• [Set problem] Restate the material word for word and leave out anything that is a picture.

• [Extracted entries]

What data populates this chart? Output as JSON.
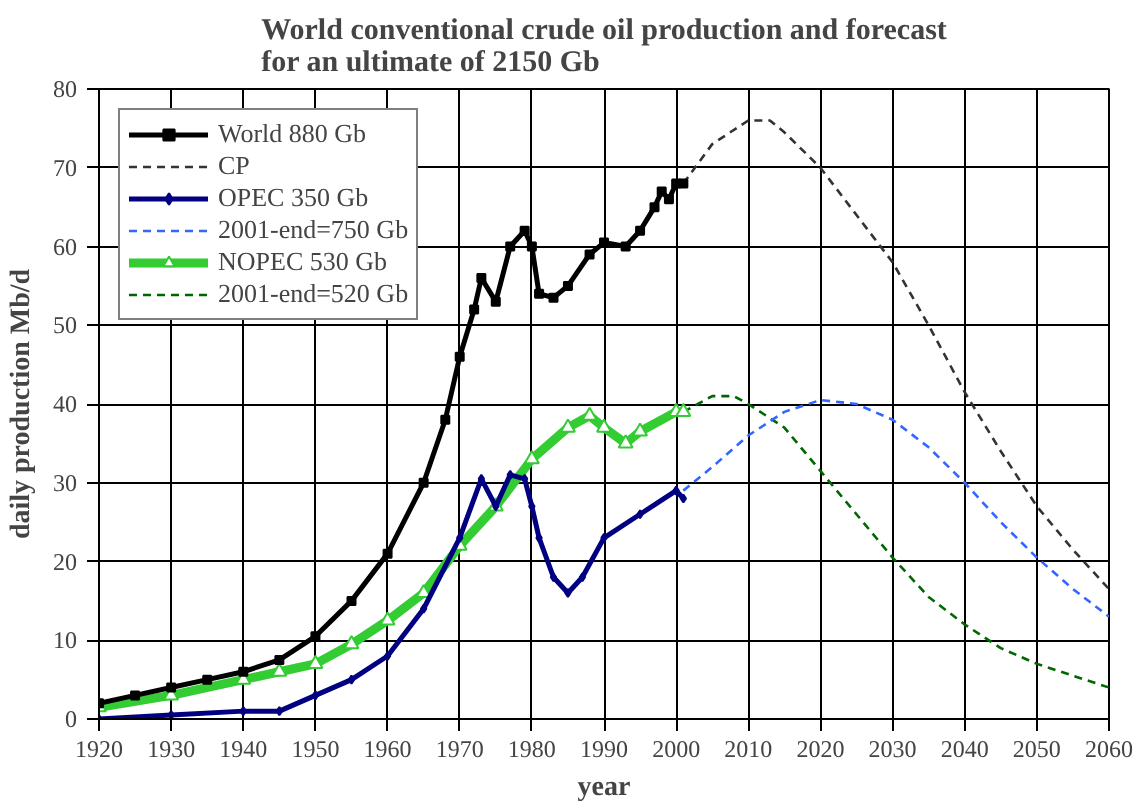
{
  "chart_data": {
    "type": "line",
    "title": "World conventional crude oil production and forecast\nfor an ultimate of 2150 Gb",
    "xlabel": "year",
    "ylabel": "daily production Mb/d",
    "xlim": [
      1920,
      2060
    ],
    "ylim": [
      0,
      80
    ],
    "xticks": [
      1920,
      1930,
      1940,
      1950,
      1960,
      1970,
      1980,
      1990,
      2000,
      2010,
      2020,
      2030,
      2040,
      2050,
      2060
    ],
    "yticks": [
      0,
      10,
      20,
      30,
      40,
      50,
      60,
      70,
      80
    ],
    "grid": true,
    "legend": "top left",
    "series": [
      {
        "name": "World 880 Gb",
        "color": "#000000",
        "marker": "square",
        "line_style": "solid",
        "x": [
          1920,
          1925,
          1930,
          1935,
          1940,
          1945,
          1950,
          1955,
          1960,
          1965,
          1968,
          1970,
          1972,
          1973,
          1975,
          1977,
          1979,
          1980,
          1981,
          1983,
          1985,
          1988,
          1990,
          1993,
          1995,
          1997,
          1998,
          1999,
          2000,
          2001
        ],
        "values": [
          2,
          3,
          4,
          5,
          6,
          7.5,
          10.5,
          15,
          21,
          30,
          38,
          46,
          52,
          56,
          53,
          60,
          62,
          60,
          54,
          53.5,
          55,
          59,
          60.5,
          60,
          62,
          65,
          67,
          66,
          68,
          68
        ]
      },
      {
        "name": "CP",
        "color": "#333333",
        "marker": "none",
        "line_style": "dashed",
        "x": [
          2001,
          2005,
          2010,
          2013,
          2015,
          2020,
          2025,
          2030,
          2035,
          2040,
          2045,
          2050,
          2055,
          2060
        ],
        "values": [
          68,
          73,
          76,
          76,
          74.5,
          70,
          64,
          58,
          50,
          41.5,
          34,
          27,
          21.5,
          16.5
        ]
      },
      {
        "name": "OPEC 350 Gb",
        "color": "#000080",
        "marker": "diamond",
        "line_style": "solid",
        "x": [
          1920,
          1930,
          1940,
          1945,
          1950,
          1955,
          1960,
          1965,
          1970,
          1973,
          1975,
          1977,
          1979,
          1980,
          1981,
          1983,
          1985,
          1987,
          1990,
          1995,
          2000,
          2001
        ],
        "values": [
          0,
          0.5,
          1,
          1,
          3,
          5,
          8,
          14,
          23,
          30.5,
          27,
          31,
          30.5,
          27,
          23,
          18,
          16,
          18,
          23,
          26,
          29,
          28
        ]
      },
      {
        "name": "2001-end=750 Gb",
        "color": "#3366ff",
        "marker": "none",
        "line_style": "dashed",
        "x": [
          2001,
          2005,
          2010,
          2015,
          2020,
          2025,
          2030,
          2035,
          2040,
          2045,
          2050,
          2055,
          2060
        ],
        "values": [
          29,
          32,
          36,
          39,
          40.5,
          40,
          38,
          34.5,
          30,
          25,
          20.5,
          16.5,
          13
        ]
      },
      {
        "name": "NOPEC 530 Gb",
        "color": "#33cc33",
        "marker": "triangle",
        "line_style": "solid",
        "x": [
          1920,
          1930,
          1940,
          1945,
          1950,
          1955,
          1960,
          1965,
          1970,
          1975,
          1980,
          1985,
          1988,
          1990,
          1993,
          1995,
          2000,
          2001
        ],
        "values": [
          1.5,
          3,
          5,
          6,
          7,
          9.5,
          12.5,
          16,
          22,
          27,
          33,
          37,
          38.5,
          37,
          35,
          36.5,
          39,
          39
        ]
      },
      {
        "name": "2001-end=520 Gb",
        "color": "#006600",
        "marker": "none",
        "line_style": "dashed",
        "x": [
          2001,
          2005,
          2008,
          2010,
          2015,
          2020,
          2025,
          2030,
          2035,
          2040,
          2045,
          2050,
          2055,
          2060
        ],
        "values": [
          39,
          41,
          41,
          40,
          37,
          31.5,
          26,
          20.5,
          15.5,
          12,
          9,
          7,
          5.5,
          4
        ]
      }
    ]
  }
}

• [Answer in full]
What data populates this chart? Output as JSON.
{
  "chart_data": {
    "type": "line",
    "title": "World conventional crude oil production and forecast\nfor an ultimate of 2150 Gb",
    "xlabel": "year",
    "ylabel": "daily production Mb/d",
    "xlim": [
      1920,
      2060
    ],
    "ylim": [
      0,
      80
    ],
    "xticks": [
      1920,
      1930,
      1940,
      1950,
      1960,
      1970,
      1980,
      1990,
      2000,
      2010,
      2020,
      2030,
      2040,
      2050,
      2060
    ],
    "yticks": [
      0,
      10,
      20,
      30,
      40,
      50,
      60,
      70,
      80
    ],
    "grid": true,
    "legend": "top left",
    "series": [
      {
        "name": "World 880 Gb",
        "color": "#000000",
        "marker": "square",
        "line_style": "solid",
        "x": [
          1920,
          1925,
          1930,
          1935,
          1940,
          1945,
          1950,
          1955,
          1960,
          1965,
          1968,
          1970,
          1972,
          1973,
          1975,
          1977,
          1979,
          1980,
          1981,
          1983,
          1985,
          1988,
          1990,
          1993,
          1995,
          1997,
          1998,
          1999,
          2000,
          2001
        ],
        "values": [
          2,
          3,
          4,
          5,
          6,
          7.5,
          10.5,
          15,
          21,
          30,
          38,
          46,
          52,
          56,
          53,
          60,
          62,
          60,
          54,
          53.5,
          55,
          59,
          60.5,
          60,
          62,
          65,
          67,
          66,
          68,
          68
        ]
      },
      {
        "name": "CP",
        "color": "#333333",
        "marker": "none",
        "line_style": "dashed",
        "x": [
          2001,
          2005,
          2010,
          2013,
          2015,
          2020,
          2025,
          2030,
          2035,
          2040,
          2045,
          2050,
          2055,
          2060
        ],
        "values": [
          68,
          73,
          76,
          76,
          74.5,
          70,
          64,
          58,
          50,
          41.5,
          34,
          27,
          21.5,
          16.5
        ]
      },
      {
        "name": "OPEC 350 Gb",
        "color": "#000080",
        "marker": "diamond",
        "line_style": "solid",
        "x": [
          1920,
          1930,
          1940,
          1945,
          1950,
          1955,
          1960,
          1965,
          1970,
          1973,
          1975,
          1977,
          1979,
          1980,
          1981,
          1983,
          1985,
          1987,
          1990,
          1995,
          2000,
          2001
        ],
        "values": [
          0,
          0.5,
          1,
          1,
          3,
          5,
          8,
          14,
          23,
          30.5,
          27,
          31,
          30.5,
          27,
          23,
          18,
          16,
          18,
          23,
          26,
          29,
          28
        ]
      },
      {
        "name": "2001-end=750 Gb",
        "color": "#3366ff",
        "marker": "none",
        "line_style": "dashed",
        "x": [
          2001,
          2005,
          2010,
          2015,
          2020,
          2025,
          2030,
          2035,
          2040,
          2045,
          2050,
          2055,
          2060
        ],
        "values": [
          29,
          32,
          36,
          39,
          40.5,
          40,
          38,
          34.5,
          30,
          25,
          20.5,
          16.5,
          13
        ]
      },
      {
        "name": "NOPEC 530 Gb",
        "color": "#33cc33",
        "marker": "triangle",
        "line_style": "solid",
        "x": [
          1920,
          1930,
          1940,
          1945,
          1950,
          1955,
          1960,
          1965,
          1970,
          1975,
          1980,
          1985,
          1988,
          1990,
          1993,
          1995,
          2000,
          2001
        ],
        "values": [
          1.5,
          3,
          5,
          6,
          7,
          9.5,
          12.5,
          16,
          22,
          27,
          33,
          37,
          38.5,
          37,
          35,
          36.5,
          39,
          39
        ]
      },
      {
        "name": "2001-end=520 Gb",
        "color": "#006600",
        "marker": "none",
        "line_style": "dashed",
        "x": [
          2001,
          2005,
          2008,
          2010,
          2015,
          2020,
          2025,
          2030,
          2035,
          2040,
          2045,
          2050,
          2055,
          2060
        ],
        "values": [
          39,
          41,
          41,
          40,
          37,
          31.5,
          26,
          20.5,
          15.5,
          12,
          9,
          7,
          5.5,
          4
        ]
      }
    ]
  }
}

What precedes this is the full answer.